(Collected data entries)
____

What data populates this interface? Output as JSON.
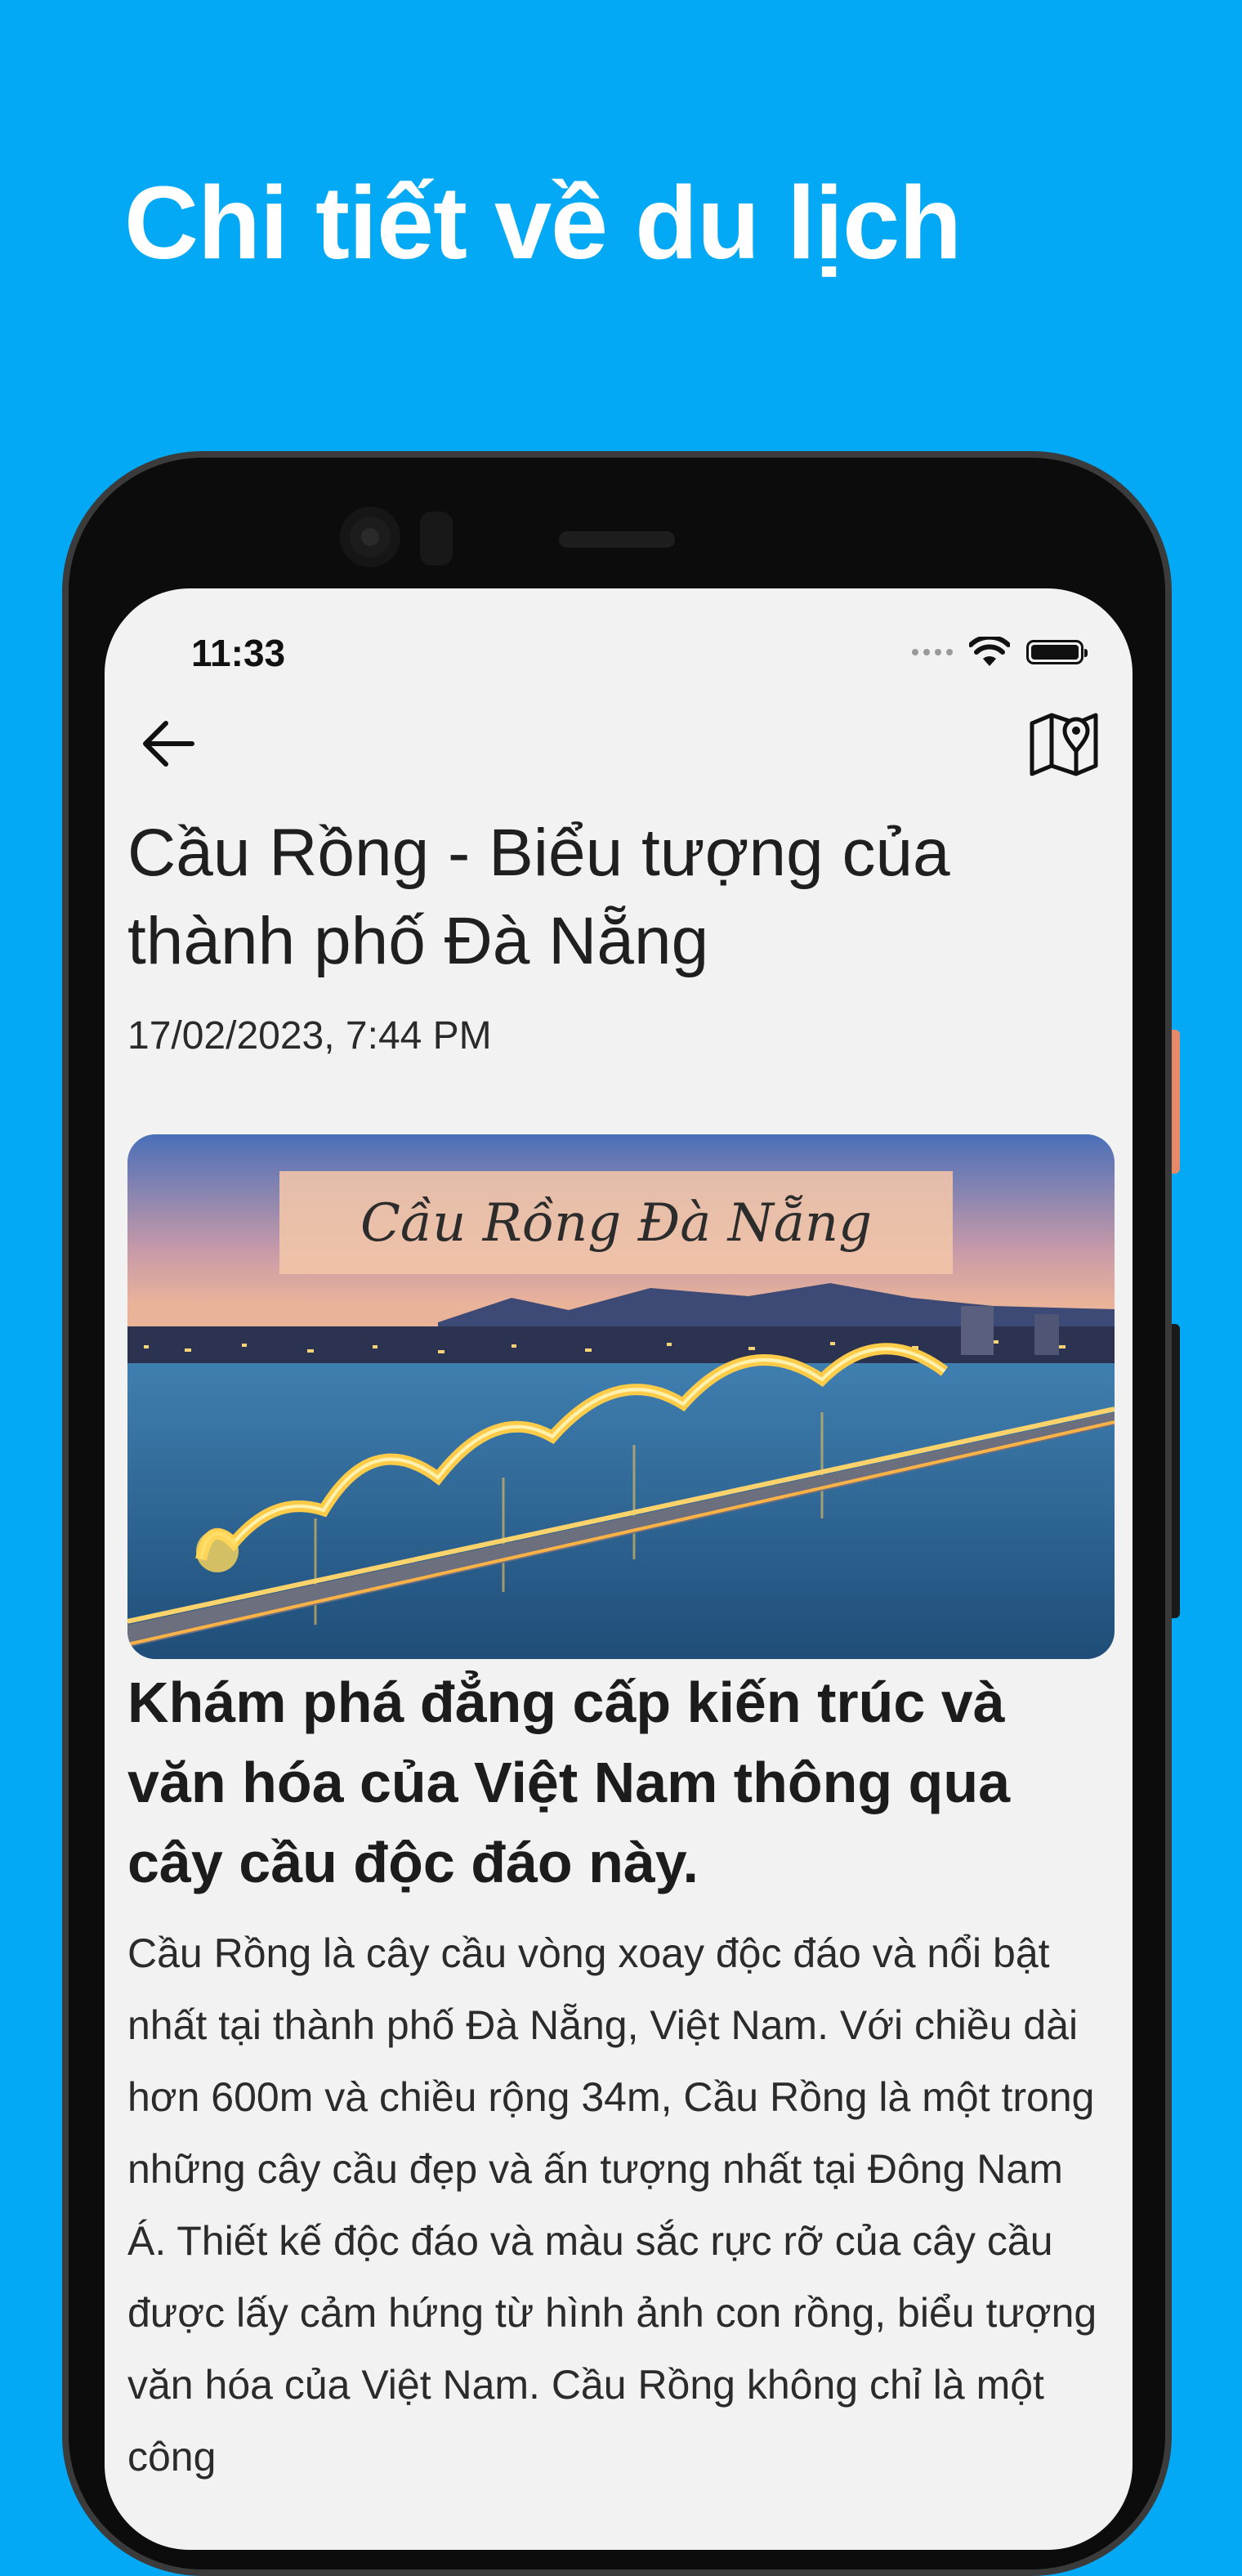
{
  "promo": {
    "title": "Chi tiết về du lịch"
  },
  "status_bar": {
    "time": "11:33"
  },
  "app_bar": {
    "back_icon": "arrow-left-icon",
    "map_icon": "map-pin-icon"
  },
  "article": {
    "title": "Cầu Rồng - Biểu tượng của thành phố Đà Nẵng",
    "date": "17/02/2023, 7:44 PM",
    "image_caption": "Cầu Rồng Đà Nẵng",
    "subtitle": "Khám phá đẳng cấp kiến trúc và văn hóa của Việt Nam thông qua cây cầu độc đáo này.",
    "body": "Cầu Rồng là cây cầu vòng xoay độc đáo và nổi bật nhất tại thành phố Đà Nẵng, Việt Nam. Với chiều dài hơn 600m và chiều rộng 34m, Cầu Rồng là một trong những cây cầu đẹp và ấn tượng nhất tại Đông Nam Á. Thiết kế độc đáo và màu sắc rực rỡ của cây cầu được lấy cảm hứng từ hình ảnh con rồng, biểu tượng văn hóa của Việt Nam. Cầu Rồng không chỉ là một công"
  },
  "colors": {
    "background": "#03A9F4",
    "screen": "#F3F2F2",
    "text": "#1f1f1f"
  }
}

____

- [What is required]: Scan the records for the string "tượng". Copy each line in which it appears.

- [Completed task]:
    "title": "Cầu Rồng - Biểu tượng của thành phố Đà Nẵng",
    "body": "Cầu Rồng là cây cầu vòng xoay độc đáo và nổi bật nhất tại thành phố Đà Nẵng, Việt Nam. Với chiều dài hơn 600m và chiều rộng 34m, Cầu Rồng là một trong những cây cầu đẹp và ấn tượng nhất tại Đông Nam Á. Thiết kế độc đáo và màu sắc rực rỡ của cây cầu được lấy cảm hứng từ hình ảnh con rồng, biểu tượng văn hóa của Việt Nam. Cầu Rồng không chỉ là một công"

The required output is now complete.